Entries taken from a collection

⁂

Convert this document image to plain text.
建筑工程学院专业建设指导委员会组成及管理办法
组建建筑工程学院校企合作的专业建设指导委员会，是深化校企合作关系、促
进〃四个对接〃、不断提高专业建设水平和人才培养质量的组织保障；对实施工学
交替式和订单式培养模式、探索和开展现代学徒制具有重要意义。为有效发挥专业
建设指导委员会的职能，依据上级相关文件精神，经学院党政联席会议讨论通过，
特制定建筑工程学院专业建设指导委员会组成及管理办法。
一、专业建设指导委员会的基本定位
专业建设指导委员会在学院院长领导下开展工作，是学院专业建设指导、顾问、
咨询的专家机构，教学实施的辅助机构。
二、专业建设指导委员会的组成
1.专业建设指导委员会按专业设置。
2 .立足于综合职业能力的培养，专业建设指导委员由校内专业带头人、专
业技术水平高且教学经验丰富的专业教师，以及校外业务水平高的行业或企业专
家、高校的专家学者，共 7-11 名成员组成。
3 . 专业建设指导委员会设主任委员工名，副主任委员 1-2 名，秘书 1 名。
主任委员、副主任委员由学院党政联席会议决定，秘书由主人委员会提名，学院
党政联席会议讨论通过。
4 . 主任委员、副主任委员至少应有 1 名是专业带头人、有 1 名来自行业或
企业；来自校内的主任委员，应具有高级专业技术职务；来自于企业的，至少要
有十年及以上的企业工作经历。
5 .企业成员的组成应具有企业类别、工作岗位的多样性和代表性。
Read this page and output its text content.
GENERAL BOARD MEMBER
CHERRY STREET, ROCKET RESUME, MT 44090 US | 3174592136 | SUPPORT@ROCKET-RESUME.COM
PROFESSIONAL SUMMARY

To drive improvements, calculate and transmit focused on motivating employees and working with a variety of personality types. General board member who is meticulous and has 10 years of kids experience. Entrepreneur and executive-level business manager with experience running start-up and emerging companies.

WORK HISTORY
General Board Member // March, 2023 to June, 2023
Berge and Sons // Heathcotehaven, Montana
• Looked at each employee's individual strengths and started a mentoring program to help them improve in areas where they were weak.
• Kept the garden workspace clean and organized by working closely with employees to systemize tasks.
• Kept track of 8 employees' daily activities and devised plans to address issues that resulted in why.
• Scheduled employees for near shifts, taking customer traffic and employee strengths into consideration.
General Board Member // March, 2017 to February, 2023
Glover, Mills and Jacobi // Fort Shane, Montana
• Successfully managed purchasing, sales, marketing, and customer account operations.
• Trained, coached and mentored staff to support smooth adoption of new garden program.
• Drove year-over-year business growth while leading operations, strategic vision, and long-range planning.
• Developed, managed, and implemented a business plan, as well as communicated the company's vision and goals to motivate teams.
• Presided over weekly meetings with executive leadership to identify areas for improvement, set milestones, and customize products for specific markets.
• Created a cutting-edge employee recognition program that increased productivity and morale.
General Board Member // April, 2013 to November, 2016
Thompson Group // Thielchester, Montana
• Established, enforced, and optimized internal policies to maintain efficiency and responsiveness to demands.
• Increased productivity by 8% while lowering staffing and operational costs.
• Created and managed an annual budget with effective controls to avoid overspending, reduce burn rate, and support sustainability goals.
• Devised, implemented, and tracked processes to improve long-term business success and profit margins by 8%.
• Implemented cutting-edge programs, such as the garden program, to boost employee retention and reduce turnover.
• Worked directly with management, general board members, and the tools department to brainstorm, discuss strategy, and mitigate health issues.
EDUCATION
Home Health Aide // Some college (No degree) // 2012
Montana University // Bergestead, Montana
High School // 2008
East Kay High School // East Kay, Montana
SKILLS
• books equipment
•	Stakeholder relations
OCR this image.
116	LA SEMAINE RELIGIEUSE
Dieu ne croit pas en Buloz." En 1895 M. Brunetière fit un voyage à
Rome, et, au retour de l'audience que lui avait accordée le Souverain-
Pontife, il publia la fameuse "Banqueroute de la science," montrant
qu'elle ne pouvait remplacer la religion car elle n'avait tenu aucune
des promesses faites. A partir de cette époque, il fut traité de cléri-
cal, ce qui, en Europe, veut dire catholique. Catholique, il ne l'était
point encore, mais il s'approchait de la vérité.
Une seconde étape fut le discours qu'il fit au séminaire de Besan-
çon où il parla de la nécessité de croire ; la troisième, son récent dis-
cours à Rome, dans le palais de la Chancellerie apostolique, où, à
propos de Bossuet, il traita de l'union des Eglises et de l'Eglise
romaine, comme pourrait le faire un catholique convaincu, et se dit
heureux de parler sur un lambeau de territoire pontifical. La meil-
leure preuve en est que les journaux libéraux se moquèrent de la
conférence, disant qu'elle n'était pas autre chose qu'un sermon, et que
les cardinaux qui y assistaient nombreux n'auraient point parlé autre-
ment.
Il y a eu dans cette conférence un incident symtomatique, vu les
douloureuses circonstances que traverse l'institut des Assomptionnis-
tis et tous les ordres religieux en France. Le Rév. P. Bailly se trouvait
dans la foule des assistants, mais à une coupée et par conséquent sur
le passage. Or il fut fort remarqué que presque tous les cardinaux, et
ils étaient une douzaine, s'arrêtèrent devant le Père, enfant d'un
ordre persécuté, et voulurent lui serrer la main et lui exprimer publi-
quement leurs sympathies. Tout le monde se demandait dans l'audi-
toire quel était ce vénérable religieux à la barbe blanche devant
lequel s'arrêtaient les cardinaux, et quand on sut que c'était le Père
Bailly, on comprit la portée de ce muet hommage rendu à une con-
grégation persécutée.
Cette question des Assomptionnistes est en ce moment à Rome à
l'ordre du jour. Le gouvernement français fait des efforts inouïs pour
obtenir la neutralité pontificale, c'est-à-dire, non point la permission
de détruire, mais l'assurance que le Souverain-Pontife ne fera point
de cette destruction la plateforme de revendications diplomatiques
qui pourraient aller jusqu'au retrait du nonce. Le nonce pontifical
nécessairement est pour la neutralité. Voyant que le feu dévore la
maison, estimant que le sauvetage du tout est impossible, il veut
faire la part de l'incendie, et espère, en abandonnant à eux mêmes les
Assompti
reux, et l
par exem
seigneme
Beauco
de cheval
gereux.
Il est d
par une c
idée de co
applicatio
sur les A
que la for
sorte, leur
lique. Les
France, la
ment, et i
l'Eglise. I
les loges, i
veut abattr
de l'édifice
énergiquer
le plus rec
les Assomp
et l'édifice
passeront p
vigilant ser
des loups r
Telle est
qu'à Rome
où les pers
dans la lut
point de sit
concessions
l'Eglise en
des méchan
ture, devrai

⁂

[Problem details]
Which lines of the data above contain "text"? Copy each one.

[Task output]
Convert this document image to plain text.
Read this page and output its text content.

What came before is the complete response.